◆ Stated exercise:
Beneath this task is a listing; retype all of it exactly.

◆ Dataset excerpts:
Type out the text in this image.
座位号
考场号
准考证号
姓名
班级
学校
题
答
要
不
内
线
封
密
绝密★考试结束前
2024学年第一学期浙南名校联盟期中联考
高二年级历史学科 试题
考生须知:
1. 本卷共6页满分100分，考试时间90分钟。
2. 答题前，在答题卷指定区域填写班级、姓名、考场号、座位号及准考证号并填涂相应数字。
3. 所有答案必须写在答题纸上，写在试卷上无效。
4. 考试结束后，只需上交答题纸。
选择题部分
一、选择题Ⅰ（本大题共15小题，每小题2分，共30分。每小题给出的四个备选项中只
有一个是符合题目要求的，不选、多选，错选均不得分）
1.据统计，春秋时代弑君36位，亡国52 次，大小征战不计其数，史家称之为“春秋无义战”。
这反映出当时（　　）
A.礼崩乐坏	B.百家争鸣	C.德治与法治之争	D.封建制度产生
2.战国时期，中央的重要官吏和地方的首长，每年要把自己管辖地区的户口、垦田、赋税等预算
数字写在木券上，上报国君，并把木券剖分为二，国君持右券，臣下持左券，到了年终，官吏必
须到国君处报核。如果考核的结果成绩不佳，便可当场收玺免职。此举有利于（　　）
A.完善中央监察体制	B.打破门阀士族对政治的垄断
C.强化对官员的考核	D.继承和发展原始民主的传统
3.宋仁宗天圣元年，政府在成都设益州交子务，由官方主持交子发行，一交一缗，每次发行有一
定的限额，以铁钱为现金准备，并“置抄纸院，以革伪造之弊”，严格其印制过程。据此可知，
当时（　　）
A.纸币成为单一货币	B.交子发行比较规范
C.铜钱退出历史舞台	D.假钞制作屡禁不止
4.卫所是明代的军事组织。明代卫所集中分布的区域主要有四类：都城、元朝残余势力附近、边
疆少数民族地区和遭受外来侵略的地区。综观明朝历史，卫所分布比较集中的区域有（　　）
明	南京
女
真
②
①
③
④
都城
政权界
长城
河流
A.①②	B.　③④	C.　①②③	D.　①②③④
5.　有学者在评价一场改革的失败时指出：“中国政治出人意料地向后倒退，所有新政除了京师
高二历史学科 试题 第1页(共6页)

◆ Written solution:
Type out the text in this image.
座位号
考场号
准考证号
姓名
班级
学校
题
答
要
不
内
线
封
密
绝密★考试结束前
2024学年第一学期浙南名校联盟期中联考
高二年级历史学科 试题
考生须知:
1. 本卷共6页满分100分，考试时间90分钟。
2. 答题前，在答题卷指定区域填写班级、姓名、考场号、座位号及准考证号并填涂相应数字。
3. 所有答案必须写在答题纸上，写在试卷上无效。
4. 考试结束后，只需上交答题纸。
选择题部分
一、选择题Ⅰ（本大题共15小题，每小题2分，共30分。每小题给出的四个备选项中只
有一个是符合题目要求的，不选、多选，错选均不得分）
1.据统计，春秋时代弑君36位，亡国52 次，大小征战不计其数，史家称之为“春秋无义战”。
这反映出当时（　　）
A.礼崩乐坏	B.百家争鸣	C.德治与法治之争	D.封建制度产生
2.战国时期，中央的重要官吏和地方的首长，每年要把自己管辖地区的户口、垦田、赋税等预算
数字写在木券上，上报国君，并把木券剖分为二，国君持右券，臣下持左券，到了年终，官吏必
须到国君处报核。如果考核的结果成绩不佳，便可当场收玺免职。此举有利于（　　）
A.完善中央监察体制	B.打破门阀士族对政治的垄断
C.强化对官员的考核	D.继承和发展原始民主的传统
3.宋仁宗天圣元年，政府在成都设益州交子务，由官方主持交子发行，一交一缗，每次发行有一
定的限额，以铁钱为现金准备，并“置抄纸院，以革伪造之弊”，严格其印制过程。据此可知，
当时（　　）
A.纸币成为单一货币	B.交子发行比较规范
C.铜钱退出历史舞台	D.假钞制作屡禁不止
4.卫所是明代的军事组织。明代卫所集中分布的区域主要有四类：都城、元朝残余势力附近、边
疆少数民族地区和遭受外来侵略的地区。综观明朝历史，卫所分布比较集中的区域有（　　）
明	南京
女
真
②
①
③
④
都城
政权界
长城
河流
A.①②	B.　③④	C.　①②③	D.　①②③④
5.　有学者在评价一场改革的失败时指出：“中国政治出人意料地向后倒退，所有新政除了京师
高二历史学科 试题 第1页(共6页)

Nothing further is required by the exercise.